▶ Set exercise
Make an exact copy of the lines, leaving the pictures out.

▶ Input
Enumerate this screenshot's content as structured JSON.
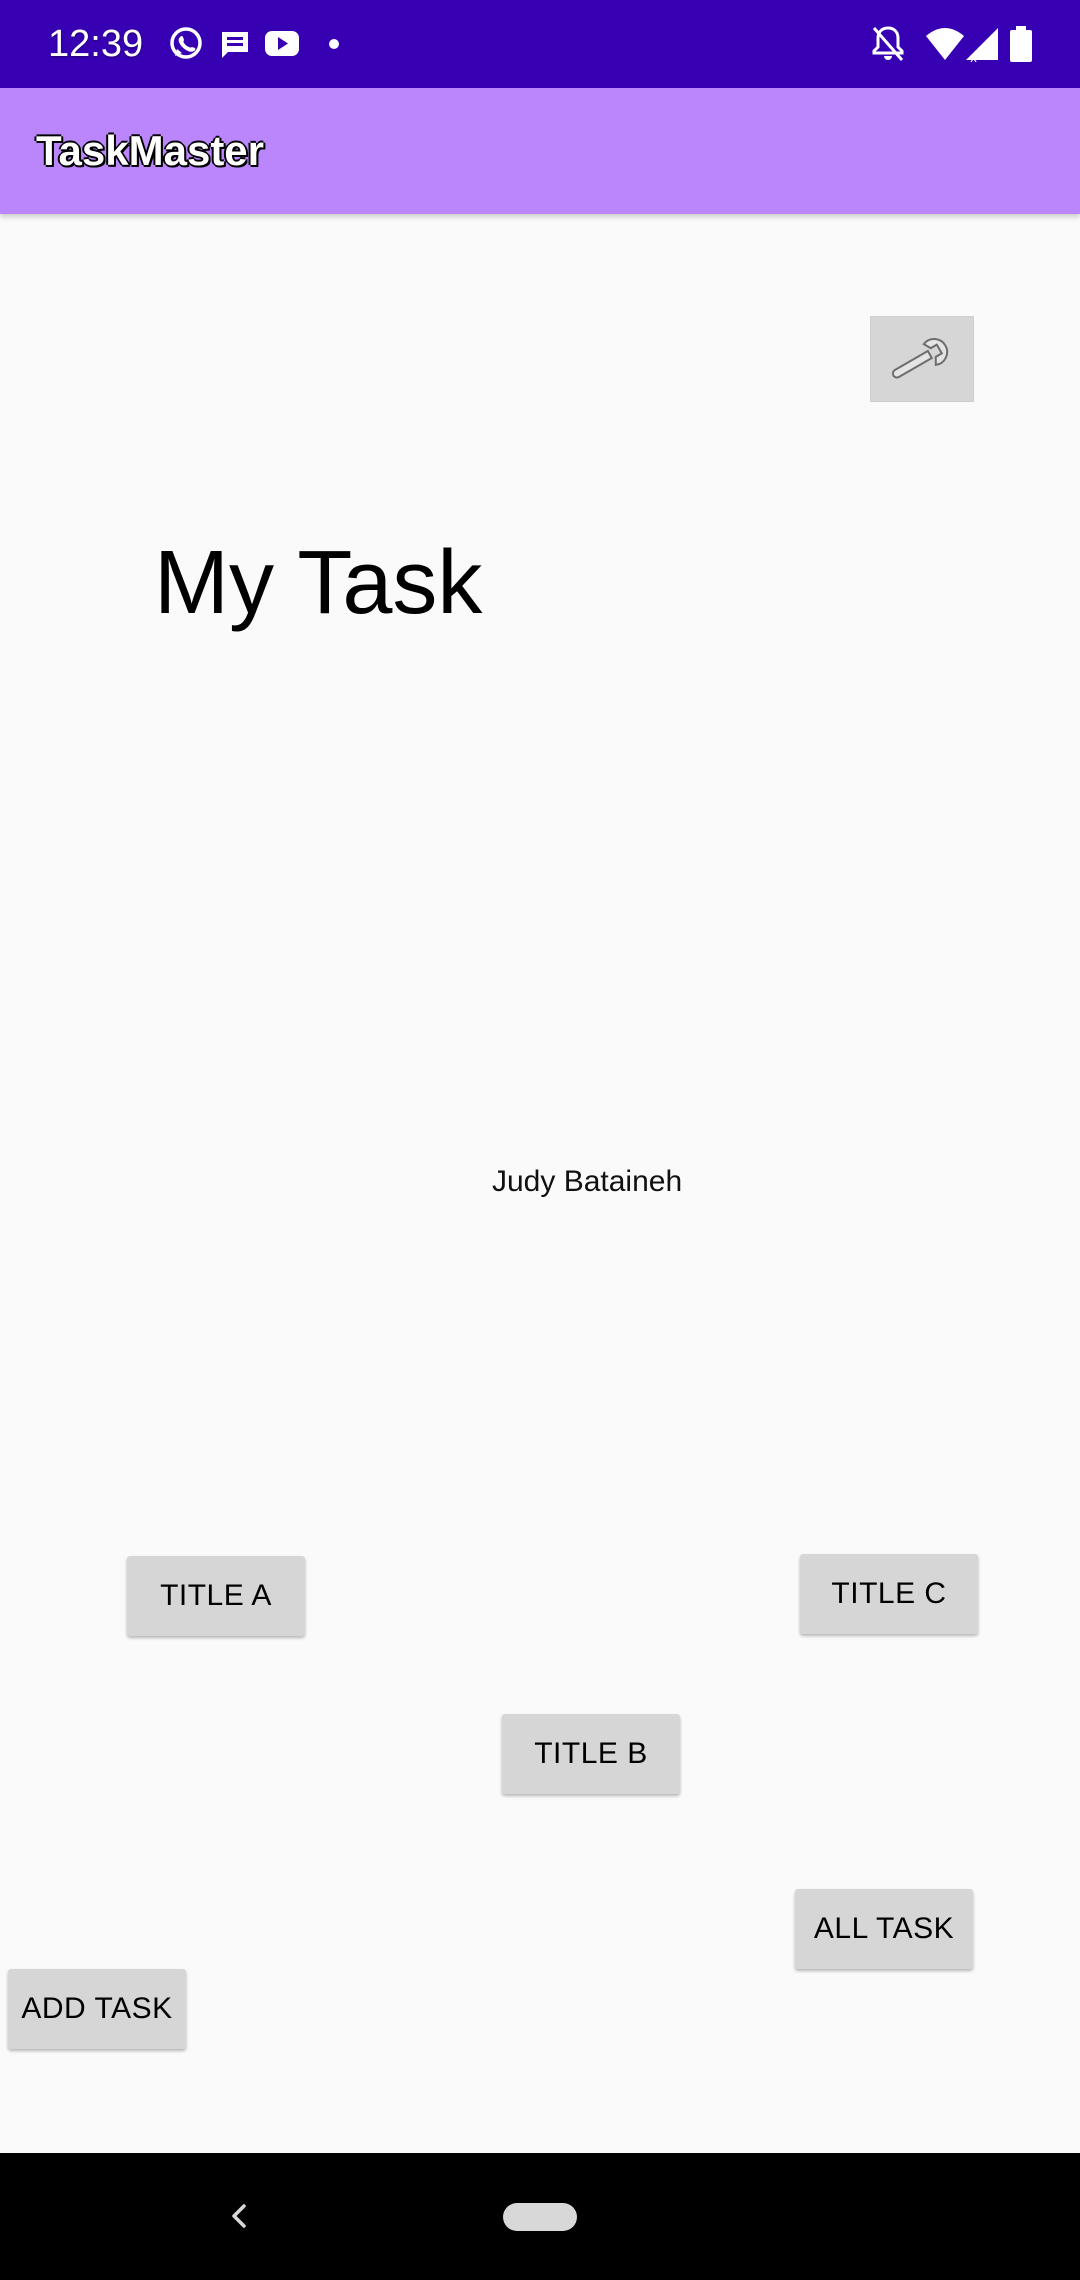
{
  "status_bar": {
    "time": "12:39",
    "left_icons": [
      "whatsapp-icon",
      "message-icon",
      "youtube-icon",
      "dot-icon"
    ],
    "right_icons": [
      "notifications-off-icon",
      "wifi-icon",
      "signal-icon",
      "battery-icon"
    ]
  },
  "app_bar": {
    "title": "TaskMaster"
  },
  "settings_button": {
    "icon": "wrench-icon"
  },
  "main": {
    "heading": "My Task",
    "user_name": "Judy Bataineh"
  },
  "buttons": {
    "title_a": "TITLE A",
    "title_b": "TITLE B",
    "title_c": "TITLE C",
    "all_task": "ALL TASK",
    "add_task": "ADD TASK"
  },
  "colors": {
    "status_bar": "#3700b3",
    "app_bar": "#bb86fc",
    "background": "#fafafa",
    "button": "#d6d6d6"
  }
}
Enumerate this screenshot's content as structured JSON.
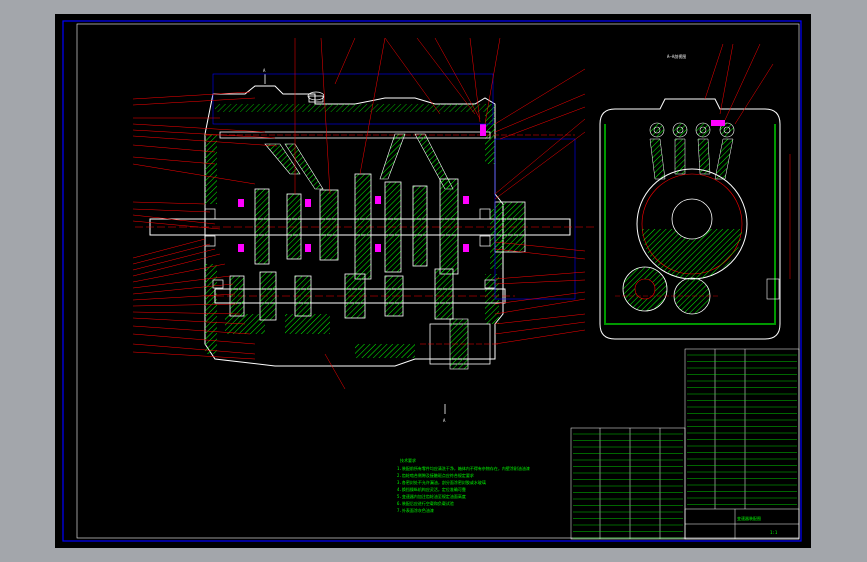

▶ Response to this exercise
Enumerate this screenshot's content as structured JSON.
{
  "status_bar": {
    "time": "12:39",
    "left_icons": [
      "whatsapp-icon",
      "message-icon",
      "youtube-icon",
      "dot-icon"
    ],
    "right_icons": [
      "notifications-off-icon",
      "wifi-icon",
      "signal-icon",
      "battery-icon"
    ]
  },
  "app_bar": {
    "title": "TaskMaster"
  },
  "settings_button": {
    "icon": "wrench-icon"
  },
  "main": {
    "heading": "My Task",
    "user_name": "Judy Bataineh"
  },
  "buttons": {
    "title_a": "TITLE A",
    "title_b": "TITLE B",
    "title_c": "TITLE C",
    "all_task": "ALL TASK",
    "add_task": "ADD TASK"
  },
  "colors": {
    "status_bar": "#3700b3",
    "app_bar": "#bb86fc",
    "background": "#fafafa",
    "button": "#d6d6d6"
  }
}
Enumerate this screenshot's content as structured JSON.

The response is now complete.